ИСХОДНЫЙ ТЕКСТ →
Мои раздумья над характером человека будущего шли в двух планах. Надо было представить себе и его внешний и внутренний облик. С первым было легче. Я мысленно шел здесь от внешности человека наших дней, представлял себе людей нашего северного Поморья, сибиряков, скандинавов – всех тех, к кому сами жизненные условия предъявляют повышенные требования, закаляя их, воспитывая силу, смелость, решительность. Мне казалось, что человек далекого будущего, занятый напряженным общественно-полезным трудом без необходимости переутомляться, сделается еще сильнее, выше, красивее.
Если же говорить о внутреннем мире, то здесь дело обстояло сложнее. Конечно, думалось мне, человек будущего должен быть волевым, смелым, решительным и в то же время свободным от малейших признаков бахвальства, грубости, разнузданности – тех качеств, которые теперь еще «почитаются» некоторыми физически сильными людьми. В коммунистическом обществе любое проявление грубости сделается явлением антисоциальным, а бесстрашие и отвага не перейдут в бесшабашность, безрассудную удаль.

СТРОКИ ДЛЯ ЗАДАНИЯ →
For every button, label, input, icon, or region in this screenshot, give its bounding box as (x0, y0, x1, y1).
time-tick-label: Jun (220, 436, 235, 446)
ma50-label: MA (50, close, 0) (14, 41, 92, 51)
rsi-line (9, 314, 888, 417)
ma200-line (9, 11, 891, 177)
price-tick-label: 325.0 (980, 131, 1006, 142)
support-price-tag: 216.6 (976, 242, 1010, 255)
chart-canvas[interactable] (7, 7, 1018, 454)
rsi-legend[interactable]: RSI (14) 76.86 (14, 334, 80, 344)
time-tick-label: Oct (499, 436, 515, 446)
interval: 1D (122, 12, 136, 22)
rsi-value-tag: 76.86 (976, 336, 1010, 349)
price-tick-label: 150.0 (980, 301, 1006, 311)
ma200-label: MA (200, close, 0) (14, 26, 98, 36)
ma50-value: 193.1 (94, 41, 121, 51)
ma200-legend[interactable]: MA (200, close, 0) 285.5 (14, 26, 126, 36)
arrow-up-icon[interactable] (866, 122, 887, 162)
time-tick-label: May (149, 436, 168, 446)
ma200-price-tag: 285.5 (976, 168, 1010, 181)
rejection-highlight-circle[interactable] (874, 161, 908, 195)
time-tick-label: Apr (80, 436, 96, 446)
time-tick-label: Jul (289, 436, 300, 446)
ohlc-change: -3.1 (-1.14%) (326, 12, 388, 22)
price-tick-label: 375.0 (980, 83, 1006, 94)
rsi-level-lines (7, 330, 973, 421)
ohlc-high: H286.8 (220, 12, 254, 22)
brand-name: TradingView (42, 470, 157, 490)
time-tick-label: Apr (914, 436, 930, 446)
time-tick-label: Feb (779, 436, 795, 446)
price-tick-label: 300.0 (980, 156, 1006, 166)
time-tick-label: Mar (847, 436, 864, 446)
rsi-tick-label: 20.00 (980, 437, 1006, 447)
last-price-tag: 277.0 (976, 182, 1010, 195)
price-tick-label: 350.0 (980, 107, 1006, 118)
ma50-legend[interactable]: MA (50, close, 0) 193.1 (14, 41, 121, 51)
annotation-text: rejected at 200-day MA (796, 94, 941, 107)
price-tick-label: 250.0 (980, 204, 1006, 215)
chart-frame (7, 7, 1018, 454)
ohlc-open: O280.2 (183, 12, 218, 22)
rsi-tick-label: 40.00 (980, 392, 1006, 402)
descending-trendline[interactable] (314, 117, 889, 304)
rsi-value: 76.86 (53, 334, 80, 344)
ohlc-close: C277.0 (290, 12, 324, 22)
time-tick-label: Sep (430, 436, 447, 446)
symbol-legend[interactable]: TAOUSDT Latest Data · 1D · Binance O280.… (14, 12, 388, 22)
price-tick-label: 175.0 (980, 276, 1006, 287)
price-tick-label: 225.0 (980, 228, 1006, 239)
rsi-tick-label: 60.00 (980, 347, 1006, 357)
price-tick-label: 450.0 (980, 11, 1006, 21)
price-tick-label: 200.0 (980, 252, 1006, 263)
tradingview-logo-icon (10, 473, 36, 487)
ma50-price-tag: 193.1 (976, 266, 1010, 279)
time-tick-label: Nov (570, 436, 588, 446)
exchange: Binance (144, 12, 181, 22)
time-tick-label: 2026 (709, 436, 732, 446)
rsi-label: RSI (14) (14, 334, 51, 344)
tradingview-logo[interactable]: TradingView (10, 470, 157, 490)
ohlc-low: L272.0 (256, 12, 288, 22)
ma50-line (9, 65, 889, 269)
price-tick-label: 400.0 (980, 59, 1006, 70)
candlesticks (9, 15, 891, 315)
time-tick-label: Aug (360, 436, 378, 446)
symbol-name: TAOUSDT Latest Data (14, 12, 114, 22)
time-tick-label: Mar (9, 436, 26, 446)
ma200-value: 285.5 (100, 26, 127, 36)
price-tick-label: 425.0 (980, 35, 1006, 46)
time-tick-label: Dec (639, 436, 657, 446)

ЗАДАНИЯ К УПРАЖНЕНИЮ →
1. Ответьте на вопросы по исходному тексту.
(а) Каких людей наших дней представлял себе рассказчик, обдумывая внешний облик человека будущего?
(б) Во что, согласно тексту, не перейдут бесстрашие и отвага в коммунистическом обществе?
(в) Какую сторону облика человека будущего было легче себе представить?
2. Замените «rsi-line» на «rsi-curve» в строках, которые идут после текста: с первой из них до строки, содержащей «rsi-legend[interactable]: RSI (14)», включительно. Выведите только эти строки, больше ничего в них не меняя.

ОТВЕТЫ НИЖЕ →
1.
(а) Людей северного Поморья, сибиряков и скандинавов.
(б) В бесшабашность, безрассудную удаль.
(в) Внешний облик.

2.
For every button, label, input, icon, or region in this screenshot, give its bounding box as (x0, y0, x1, y1).
time-tick-label: Jun (220, 436, 235, 446)
ma50-label: MA (50, close, 0) (14, 41, 92, 51)
rsi-curve (9, 314, 888, 417)
ma200-line (9, 11, 891, 177)
price-tick-label: 325.0 (980, 131, 1006, 142)
support-price-tag: 216.6 (976, 242, 1010, 255)
chart-canvas[interactable] (7, 7, 1018, 454)
rsi-legend[interactable]: RSI (14) 76.86 (14, 334, 80, 344)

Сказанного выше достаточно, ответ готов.